**PROBLEM**
Where a line holds the string "JSON", return that line.

**MATERIAL SHOWN**
────────────────────────────────────────
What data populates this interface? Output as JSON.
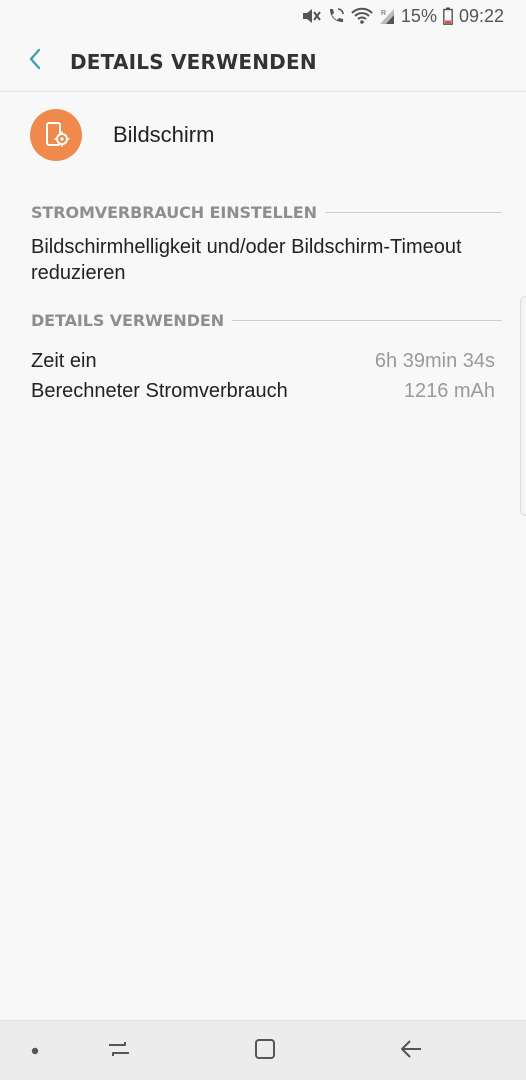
{
  "status_bar": {
    "battery_percent": "15%",
    "time": "09:22",
    "icons": [
      "mute-icon",
      "wifi-call-icon",
      "wifi-icon",
      "signal-icon",
      "battery-icon"
    ]
  },
  "app_bar": {
    "title": "DETAILS VERWENDEN",
    "back_icon": "chevron-left-icon"
  },
  "header": {
    "label": "Bildschirm",
    "icon": "screen-settings-icon",
    "icon_color": "#ef8a4c"
  },
  "sections": {
    "power_settings": {
      "title": "STROMVERBRAUCH EINSTELLEN",
      "tip": "Bildschirmhelligkeit und/oder Bildschirm-Timeout reduzieren"
    },
    "usage_details": {
      "title": "DETAILS VERWENDEN",
      "rows": [
        {
          "label": "Zeit ein",
          "value": "6h 39min 34s"
        },
        {
          "label": "Berechneter Stromverbrauch",
          "value": "1216 mAh"
        }
      ]
    }
  },
  "nav_bar": {
    "buttons": [
      "dot-icon",
      "recent-apps-icon",
      "home-icon",
      "back-arrow-icon"
    ]
  },
  "colors": {
    "accent": "#3d9fb5",
    "background": "#f8f8f8"
  }
}
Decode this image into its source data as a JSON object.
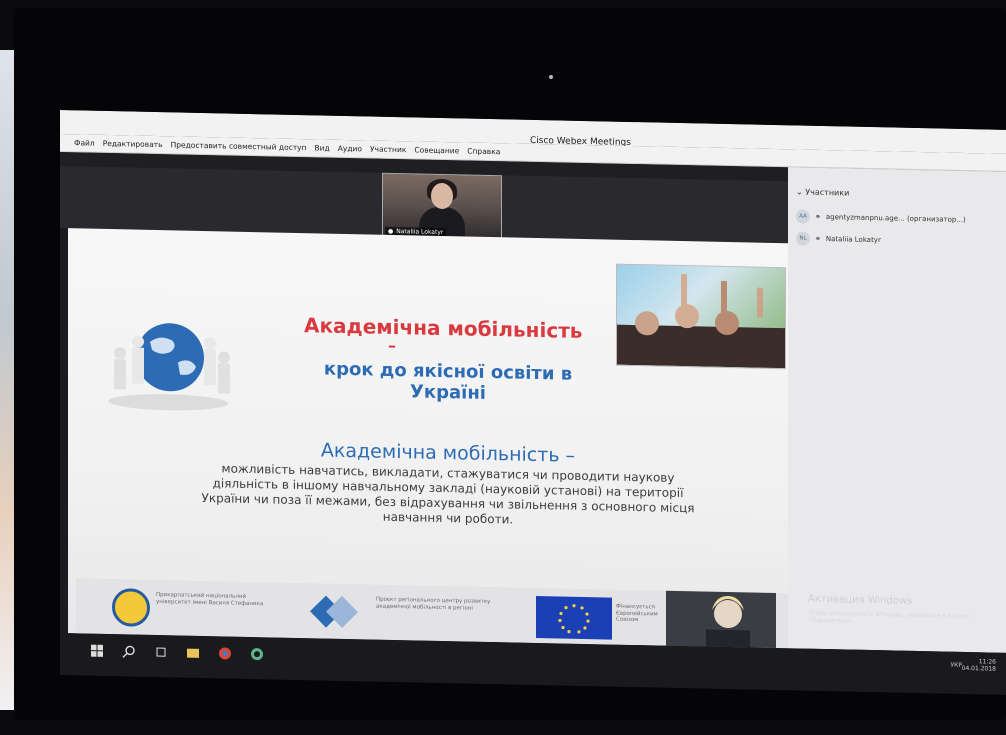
{
  "window": {
    "title": "Cisco Webex Meetings"
  },
  "menu": [
    "Файл",
    "Редактировать",
    "Предоставить совместный доступ",
    "Вид",
    "Аудио",
    "Участник",
    "Совещание",
    "Справка"
  ],
  "video": {
    "presenter_name": "Nataliia Lokatyr"
  },
  "participants": {
    "header": "Участники",
    "items": [
      {
        "initials": "AA",
        "name": "agentyzmanpnu.age... (организатор...)"
      },
      {
        "initials": "NL",
        "name": "Nataliia Lokatyr"
      }
    ]
  },
  "slide": {
    "title_line1": "Академічна мобільність",
    "dash": "–",
    "title_line2": "крок до якісної освіти в Україні",
    "heading": "Академічна мобільність –",
    "body": "можливість навчатись, викладати, стажуватися чи проводити наукову діяльність в іншому навчальному закладі (науковій установі) на території України чи поза її межами, без відрахування чи звільнення з основного місця навчання чи роботи.",
    "footer": {
      "university": "Прикарпатський національний університет імені Василя Стефаника",
      "center": "Проєкт регіонального центру розвитку академічної мобільності в регіоні",
      "eu_text": "Фінансується Європейським Союзом"
    }
  },
  "system": {
    "watermark_title": "Активация Windows",
    "watermark_sub": "Чтобы активировать Windows, перейдите в раздел «Параметры».",
    "lang": "УКР",
    "time": "11:26",
    "date": "04.01.2018"
  }
}
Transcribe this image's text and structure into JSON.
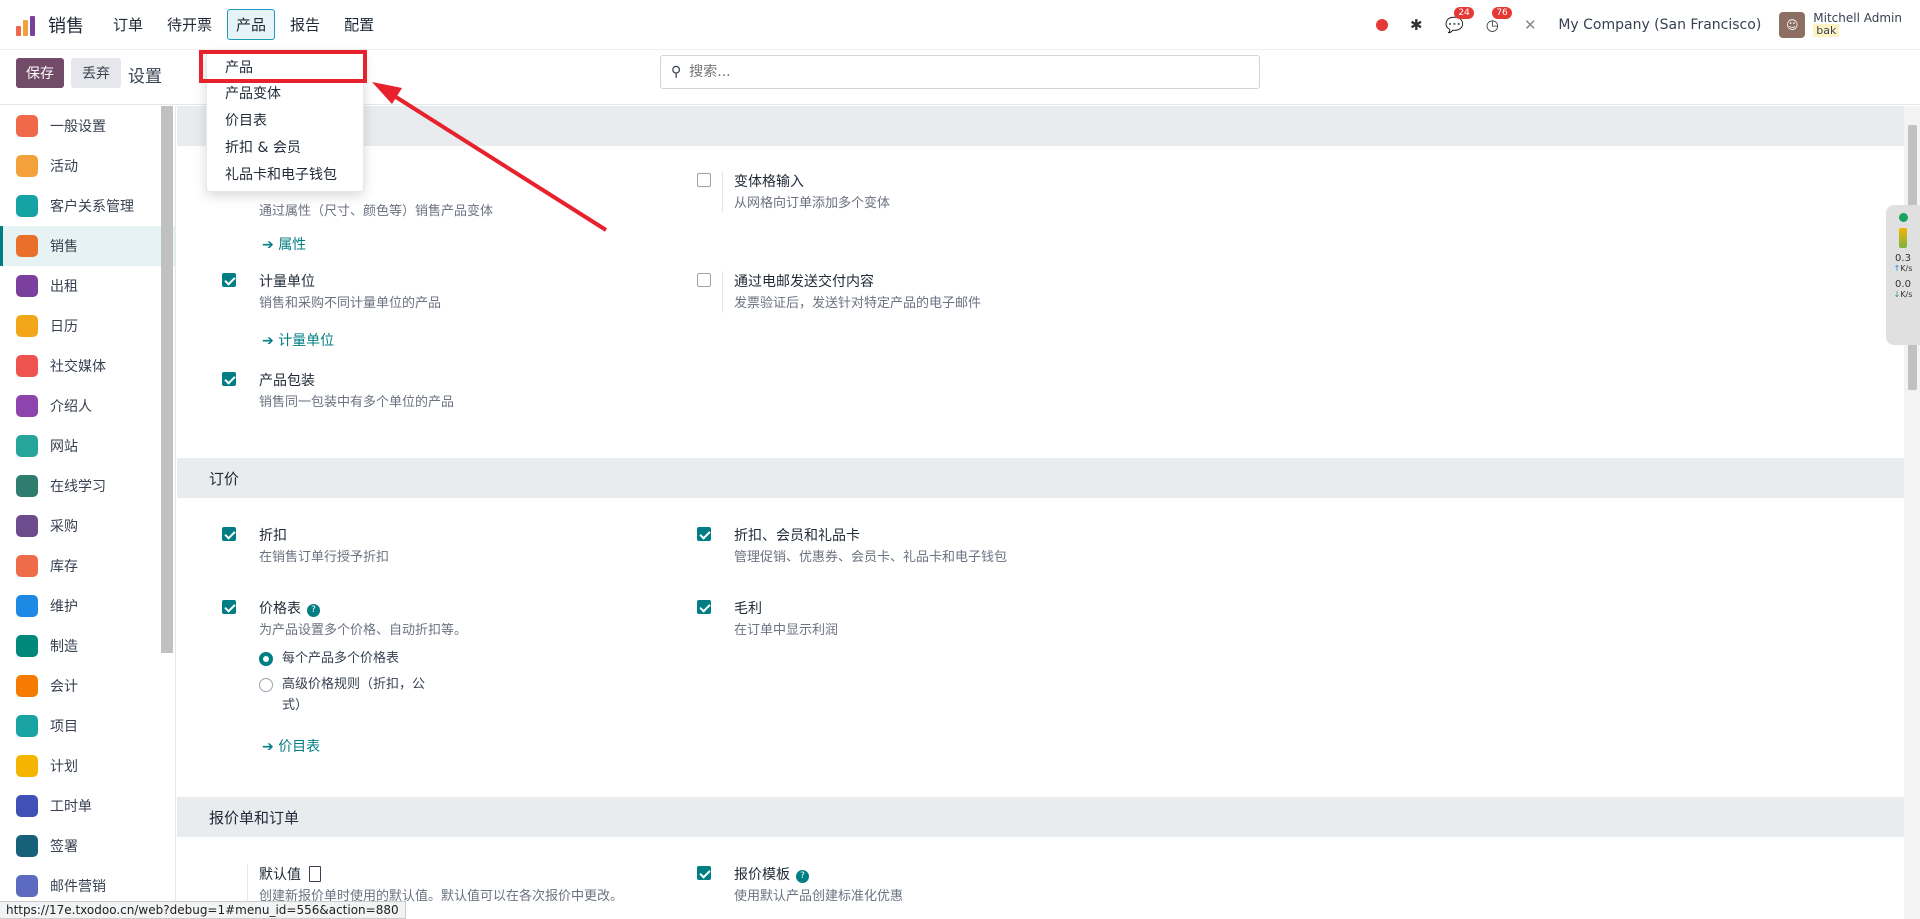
{
  "topnav": {
    "app_title": "销售",
    "menu": [
      {
        "label": "订单"
      },
      {
        "label": "待开票"
      },
      {
        "label": "产品"
      },
      {
        "label": "报告"
      },
      {
        "label": "配置"
      }
    ],
    "messages_count": "24",
    "activities_count": "76",
    "company": "My Company (San Francisco)",
    "user_name": "Mitchell Admin",
    "user_db": "bak"
  },
  "controlpanel": {
    "save_label": "保存",
    "discard_label": "丢弃",
    "title": "设置",
    "search_placeholder": "搜索..."
  },
  "dropdown": {
    "items": [
      {
        "label": "产品"
      },
      {
        "label": "产品变体"
      },
      {
        "label": "价目表"
      },
      {
        "label": "折扣 & 会员"
      },
      {
        "label": "礼品卡和电子钱包"
      }
    ]
  },
  "sidebar": {
    "items": [
      {
        "label": "一般设置",
        "icon": "general-settings-icon",
        "color": "#f06a4a"
      },
      {
        "label": "活动",
        "icon": "activity-icon",
        "color": "#f3a13a"
      },
      {
        "label": "客户关系管理",
        "icon": "crm-icon",
        "color": "#16a3a3"
      },
      {
        "label": "销售",
        "icon": "sales-icon",
        "color": "#e8702a"
      },
      {
        "label": "出租",
        "icon": "rental-icon",
        "color": "#7b3f9e"
      },
      {
        "label": "日历",
        "icon": "calendar-icon",
        "color": "#f2a71b"
      },
      {
        "label": "社交媒体",
        "icon": "social-icon",
        "color": "#ef5350"
      },
      {
        "label": "介绍人",
        "icon": "referral-icon",
        "color": "#8e44ad"
      },
      {
        "label": "网站",
        "icon": "website-icon",
        "color": "#26a69a"
      },
      {
        "label": "在线学习",
        "icon": "elearning-icon",
        "color": "#2e7d6f"
      },
      {
        "label": "采购",
        "icon": "purchase-icon",
        "color": "#6d4c8d"
      },
      {
        "label": "库存",
        "icon": "inventory-icon",
        "color": "#ef6c4a"
      },
      {
        "label": "维护",
        "icon": "maintenance-icon",
        "color": "#1e88e5"
      },
      {
        "label": "制造",
        "icon": "manufacturing-icon",
        "color": "#00897b"
      },
      {
        "label": "会计",
        "icon": "accounting-icon",
        "color": "#f57c00"
      },
      {
        "label": "项目",
        "icon": "project-icon",
        "color": "#1aa3a3"
      },
      {
        "label": "计划",
        "icon": "planning-icon",
        "color": "#f4b400"
      },
      {
        "label": "工时单",
        "icon": "timesheet-icon",
        "color": "#3f51b5"
      },
      {
        "label": "签署",
        "icon": "sign-icon",
        "color": "#17607a"
      },
      {
        "label": "邮件营销",
        "icon": "email-marketing-icon",
        "color": "#5c6bc0"
      }
    ]
  },
  "products": {
    "variants_desc": "通过属性（尺寸、颜色等）销售产品变体",
    "attributes_link": "属性",
    "grid_title": "变体格输入",
    "grid_desc": "从网格向订单添加多个变体",
    "uom_title": "计量单位",
    "uom_desc": "销售和采购不同计量单位的产品",
    "uom_link": "计量单位",
    "email_title": "通过电邮发送交付内容",
    "email_desc": "发票验证后，发送针对特定产品的电子邮件",
    "packaging_title": "产品包装",
    "packaging_desc": "销售同一包装中有多个单位的产品"
  },
  "pricing": {
    "heading": "订价",
    "discount_title": "折扣",
    "discount_desc": "在销售订单行授予折扣",
    "loyalty_title": "折扣、会员和礼品卡",
    "loyalty_desc": "管理促销、优惠券、会员卡、礼品卡和电子钱包",
    "pricelist_title": "价格表",
    "pricelist_desc": "为产品设置多个价格、自动折扣等。",
    "radio_multi": "每个产品多个价格表",
    "radio_advanced_1": "高级价格规则（折扣，公",
    "radio_advanced_2": "式）",
    "pricelist_link": "价目表",
    "margin_title": "毛利",
    "margin_desc": "在订单中显示利润"
  },
  "quotations": {
    "heading": "报价单和订单",
    "defaults_title": "默认值",
    "defaults_desc": "创建新报价单时使用的默认值。默认值可以在各次报价中更改。",
    "templates_title": "报价模板",
    "templates_desc": "使用默认产品创建标准化优惠"
  },
  "net_widget": {
    "up": "0.3",
    "down": "0.0",
    "unit": "K/s"
  },
  "status_url": "https://17e.txodoo.cn/web?debug=1#menu_id=556&action=880"
}
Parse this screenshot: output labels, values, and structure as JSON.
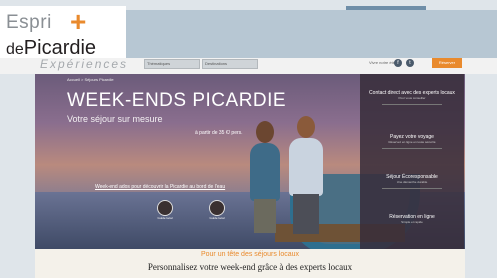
{
  "brand": {
    "name_line1": "Espri",
    "name_line2_prefix": "de",
    "name_line2": "Picardie",
    "tagline": "Expériences",
    "accent_color": "#e98a2d"
  },
  "nav": {
    "select_1": "Thématiques",
    "select_2": "Destinations",
    "link": "Vivre notre été",
    "social_1": "f",
    "social_2": "t",
    "cta_label": "Réserver"
  },
  "hero": {
    "breadcrumb": "Accueil > Séjours Picardie",
    "title": "WEEK-ENDS PICARDIE",
    "subtitle": "Votre séjour sur mesure",
    "price": "à partir de 35 €/ pers.",
    "link": "Week-end ados pour découvrir la Picardie au bord de l'eau",
    "guides": [
      {
        "name": "Guide local"
      },
      {
        "name": "Guide local"
      }
    ]
  },
  "sidebar": {
    "items": [
      {
        "title": "Contact direct avec des experts locaux",
        "desc": "Pour vous conseiller"
      },
      {
        "title": "Payez votre voyage",
        "desc": "Réservez en ligne en toute sécurité"
      },
      {
        "title": "Séjour Écoresponsable",
        "desc": "Une démarche durable"
      },
      {
        "title": "Réservation en ligne",
        "desc": "Simple et rapide"
      }
    ]
  },
  "footer": {
    "orange_line": "Pour un tête des séjours locaux",
    "main_line": "Personnalisez votre week-end grâce à des experts locaux"
  }
}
────────────────────────────────────────
**PROBLEM SOLUTION**
What data populates this interface? Output as JSON.
Decode this image into its source data as a JSON object.
Transcribe this image's text and structure into JSON.
Parse this screenshot: output labels, values, and structure as JSON.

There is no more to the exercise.